TASK DETAILS: Count how many lines hold the string "content". Answer with that number and nothing more.

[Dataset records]
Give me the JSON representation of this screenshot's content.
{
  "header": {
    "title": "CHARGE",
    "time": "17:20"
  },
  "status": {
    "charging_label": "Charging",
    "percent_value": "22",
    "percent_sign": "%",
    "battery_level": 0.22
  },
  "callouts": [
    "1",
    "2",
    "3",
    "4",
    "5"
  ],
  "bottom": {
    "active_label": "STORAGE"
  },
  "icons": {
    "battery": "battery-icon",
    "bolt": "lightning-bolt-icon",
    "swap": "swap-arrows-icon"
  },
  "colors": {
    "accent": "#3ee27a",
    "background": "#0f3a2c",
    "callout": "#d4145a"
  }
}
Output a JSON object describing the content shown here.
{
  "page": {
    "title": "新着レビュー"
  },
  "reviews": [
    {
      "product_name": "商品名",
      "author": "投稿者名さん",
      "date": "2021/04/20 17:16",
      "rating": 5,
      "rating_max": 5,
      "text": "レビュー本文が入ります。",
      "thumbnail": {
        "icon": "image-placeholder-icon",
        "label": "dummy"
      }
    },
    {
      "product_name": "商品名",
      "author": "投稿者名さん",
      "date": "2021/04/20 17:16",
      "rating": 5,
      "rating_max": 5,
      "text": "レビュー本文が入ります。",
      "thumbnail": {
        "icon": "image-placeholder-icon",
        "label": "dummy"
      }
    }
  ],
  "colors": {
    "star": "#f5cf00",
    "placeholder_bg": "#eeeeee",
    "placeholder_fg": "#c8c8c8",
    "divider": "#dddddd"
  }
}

EXPECTED ANSWER: 2